Work out how many lines of the records hold the string "going", and reply with that number alone.

--- start Data for processing ---

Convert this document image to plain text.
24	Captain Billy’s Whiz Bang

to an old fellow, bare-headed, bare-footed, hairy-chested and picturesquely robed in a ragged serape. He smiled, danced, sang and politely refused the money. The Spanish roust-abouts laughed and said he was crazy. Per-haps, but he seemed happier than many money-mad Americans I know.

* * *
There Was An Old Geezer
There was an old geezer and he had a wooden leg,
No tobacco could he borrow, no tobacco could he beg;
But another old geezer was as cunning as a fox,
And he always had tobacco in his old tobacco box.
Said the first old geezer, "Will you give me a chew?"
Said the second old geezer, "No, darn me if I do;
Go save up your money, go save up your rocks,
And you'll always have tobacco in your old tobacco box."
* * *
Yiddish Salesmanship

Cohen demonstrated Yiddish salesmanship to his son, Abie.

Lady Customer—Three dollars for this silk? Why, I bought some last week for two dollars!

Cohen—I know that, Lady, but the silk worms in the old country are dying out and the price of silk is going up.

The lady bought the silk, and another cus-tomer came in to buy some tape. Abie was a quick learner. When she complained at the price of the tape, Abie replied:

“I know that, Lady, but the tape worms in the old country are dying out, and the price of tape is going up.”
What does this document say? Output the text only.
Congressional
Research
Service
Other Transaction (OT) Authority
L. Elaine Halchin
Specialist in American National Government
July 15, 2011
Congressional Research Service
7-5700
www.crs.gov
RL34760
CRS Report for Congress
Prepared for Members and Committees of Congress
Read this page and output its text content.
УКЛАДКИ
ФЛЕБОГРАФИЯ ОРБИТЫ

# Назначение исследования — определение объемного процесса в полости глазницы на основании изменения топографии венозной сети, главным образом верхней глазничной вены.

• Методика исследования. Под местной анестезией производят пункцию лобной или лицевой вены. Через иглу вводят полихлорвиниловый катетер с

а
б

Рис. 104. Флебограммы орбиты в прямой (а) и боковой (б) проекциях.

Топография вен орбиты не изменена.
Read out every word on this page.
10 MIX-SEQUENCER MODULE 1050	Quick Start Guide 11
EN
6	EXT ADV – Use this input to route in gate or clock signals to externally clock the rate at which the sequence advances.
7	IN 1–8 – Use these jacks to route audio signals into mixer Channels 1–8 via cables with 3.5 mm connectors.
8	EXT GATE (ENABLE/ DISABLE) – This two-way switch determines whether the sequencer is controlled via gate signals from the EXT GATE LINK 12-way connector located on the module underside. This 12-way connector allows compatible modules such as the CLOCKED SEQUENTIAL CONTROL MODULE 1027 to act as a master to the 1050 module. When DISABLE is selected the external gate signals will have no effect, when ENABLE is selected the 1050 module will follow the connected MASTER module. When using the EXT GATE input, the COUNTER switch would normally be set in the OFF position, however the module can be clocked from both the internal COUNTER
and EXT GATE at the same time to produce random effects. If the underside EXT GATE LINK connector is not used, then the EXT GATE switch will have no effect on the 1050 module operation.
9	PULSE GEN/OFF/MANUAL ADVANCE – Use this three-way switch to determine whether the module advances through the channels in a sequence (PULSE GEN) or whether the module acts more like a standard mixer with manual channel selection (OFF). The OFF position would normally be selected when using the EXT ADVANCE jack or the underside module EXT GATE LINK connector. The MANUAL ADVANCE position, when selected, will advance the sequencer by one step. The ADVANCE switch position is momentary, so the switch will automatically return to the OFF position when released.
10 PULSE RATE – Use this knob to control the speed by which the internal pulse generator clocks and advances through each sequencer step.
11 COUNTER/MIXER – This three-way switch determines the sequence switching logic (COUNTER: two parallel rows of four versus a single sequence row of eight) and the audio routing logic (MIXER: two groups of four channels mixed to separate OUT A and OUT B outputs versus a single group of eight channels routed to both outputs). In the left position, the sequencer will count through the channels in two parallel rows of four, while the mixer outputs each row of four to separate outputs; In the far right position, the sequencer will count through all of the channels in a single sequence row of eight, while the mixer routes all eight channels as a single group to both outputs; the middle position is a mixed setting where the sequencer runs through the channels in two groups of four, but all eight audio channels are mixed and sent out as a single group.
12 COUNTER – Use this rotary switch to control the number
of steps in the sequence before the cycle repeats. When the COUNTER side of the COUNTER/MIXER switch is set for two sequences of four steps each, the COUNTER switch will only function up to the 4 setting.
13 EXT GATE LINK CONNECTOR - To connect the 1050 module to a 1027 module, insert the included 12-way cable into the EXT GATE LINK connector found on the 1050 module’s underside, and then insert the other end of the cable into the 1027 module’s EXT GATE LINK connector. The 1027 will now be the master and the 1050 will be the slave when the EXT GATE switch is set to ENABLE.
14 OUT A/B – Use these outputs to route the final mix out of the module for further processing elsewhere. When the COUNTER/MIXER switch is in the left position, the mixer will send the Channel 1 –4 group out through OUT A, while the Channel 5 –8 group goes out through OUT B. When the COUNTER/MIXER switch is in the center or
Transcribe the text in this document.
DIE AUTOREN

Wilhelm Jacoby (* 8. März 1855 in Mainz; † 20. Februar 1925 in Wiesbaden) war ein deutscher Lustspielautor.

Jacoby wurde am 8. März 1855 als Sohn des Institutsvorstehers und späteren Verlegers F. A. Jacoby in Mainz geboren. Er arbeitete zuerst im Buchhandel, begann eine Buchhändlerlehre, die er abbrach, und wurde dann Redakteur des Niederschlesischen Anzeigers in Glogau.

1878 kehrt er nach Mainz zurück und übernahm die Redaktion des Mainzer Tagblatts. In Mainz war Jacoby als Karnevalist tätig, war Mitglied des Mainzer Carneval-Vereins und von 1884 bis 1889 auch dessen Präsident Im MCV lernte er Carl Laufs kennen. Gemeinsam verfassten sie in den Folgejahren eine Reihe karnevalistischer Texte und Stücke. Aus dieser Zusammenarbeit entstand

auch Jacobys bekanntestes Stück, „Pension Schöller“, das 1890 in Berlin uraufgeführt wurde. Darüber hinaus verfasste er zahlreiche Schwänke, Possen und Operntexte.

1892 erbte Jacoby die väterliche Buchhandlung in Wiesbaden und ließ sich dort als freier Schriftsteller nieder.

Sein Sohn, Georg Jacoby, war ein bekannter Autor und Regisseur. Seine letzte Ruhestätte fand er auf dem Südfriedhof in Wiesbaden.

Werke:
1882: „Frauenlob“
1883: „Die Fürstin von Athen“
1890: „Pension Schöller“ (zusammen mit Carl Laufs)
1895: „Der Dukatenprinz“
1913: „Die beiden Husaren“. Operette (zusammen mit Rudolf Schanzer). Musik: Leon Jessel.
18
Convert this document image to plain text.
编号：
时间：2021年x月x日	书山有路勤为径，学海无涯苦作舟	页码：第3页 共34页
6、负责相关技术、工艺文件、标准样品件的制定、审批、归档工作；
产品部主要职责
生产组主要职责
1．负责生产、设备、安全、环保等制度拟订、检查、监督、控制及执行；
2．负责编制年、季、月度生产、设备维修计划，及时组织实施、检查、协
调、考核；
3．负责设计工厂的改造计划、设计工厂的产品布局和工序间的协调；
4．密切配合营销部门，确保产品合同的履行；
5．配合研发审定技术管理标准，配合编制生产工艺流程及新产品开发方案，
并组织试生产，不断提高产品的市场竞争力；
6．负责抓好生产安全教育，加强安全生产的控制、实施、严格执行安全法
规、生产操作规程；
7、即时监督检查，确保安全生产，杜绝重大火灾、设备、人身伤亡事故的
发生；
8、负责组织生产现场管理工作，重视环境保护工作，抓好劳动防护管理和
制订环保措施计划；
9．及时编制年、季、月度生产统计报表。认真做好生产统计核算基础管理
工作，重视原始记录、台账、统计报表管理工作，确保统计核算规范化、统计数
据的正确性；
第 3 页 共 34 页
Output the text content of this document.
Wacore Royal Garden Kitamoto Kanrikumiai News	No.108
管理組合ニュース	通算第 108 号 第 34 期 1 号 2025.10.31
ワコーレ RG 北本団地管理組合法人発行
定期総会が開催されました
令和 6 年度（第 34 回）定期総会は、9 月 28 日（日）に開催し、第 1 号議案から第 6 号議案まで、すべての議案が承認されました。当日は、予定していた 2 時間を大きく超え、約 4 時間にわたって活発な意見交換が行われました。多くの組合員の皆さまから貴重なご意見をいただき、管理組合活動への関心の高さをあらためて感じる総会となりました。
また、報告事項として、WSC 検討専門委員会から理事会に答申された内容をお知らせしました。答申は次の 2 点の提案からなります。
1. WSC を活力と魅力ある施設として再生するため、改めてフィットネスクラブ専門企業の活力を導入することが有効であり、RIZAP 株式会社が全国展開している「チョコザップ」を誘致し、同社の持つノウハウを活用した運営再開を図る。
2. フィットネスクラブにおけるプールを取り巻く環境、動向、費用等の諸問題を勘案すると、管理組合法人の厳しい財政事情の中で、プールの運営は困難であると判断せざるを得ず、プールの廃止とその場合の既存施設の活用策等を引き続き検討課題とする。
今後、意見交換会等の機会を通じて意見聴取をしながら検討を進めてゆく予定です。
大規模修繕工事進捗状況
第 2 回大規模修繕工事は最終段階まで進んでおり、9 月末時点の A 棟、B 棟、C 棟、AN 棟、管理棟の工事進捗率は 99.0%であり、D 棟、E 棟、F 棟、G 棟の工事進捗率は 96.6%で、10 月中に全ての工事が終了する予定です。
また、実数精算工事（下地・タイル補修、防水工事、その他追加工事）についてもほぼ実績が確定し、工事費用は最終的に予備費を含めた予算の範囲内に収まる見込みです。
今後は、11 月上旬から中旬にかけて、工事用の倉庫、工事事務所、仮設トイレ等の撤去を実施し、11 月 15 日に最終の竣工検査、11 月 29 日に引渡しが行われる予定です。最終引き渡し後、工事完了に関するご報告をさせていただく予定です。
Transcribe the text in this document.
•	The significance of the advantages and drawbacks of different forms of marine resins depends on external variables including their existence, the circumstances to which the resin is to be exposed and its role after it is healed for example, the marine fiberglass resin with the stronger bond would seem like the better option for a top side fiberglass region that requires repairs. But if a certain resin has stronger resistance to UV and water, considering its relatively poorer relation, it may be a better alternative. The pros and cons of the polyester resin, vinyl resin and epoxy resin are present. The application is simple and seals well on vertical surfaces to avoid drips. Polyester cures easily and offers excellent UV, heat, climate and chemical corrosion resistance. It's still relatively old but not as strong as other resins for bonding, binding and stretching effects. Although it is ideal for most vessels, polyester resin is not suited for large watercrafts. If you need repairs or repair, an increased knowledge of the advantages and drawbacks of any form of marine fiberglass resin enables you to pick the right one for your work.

--- end Data for processing ---

:: Solution for this task ::
2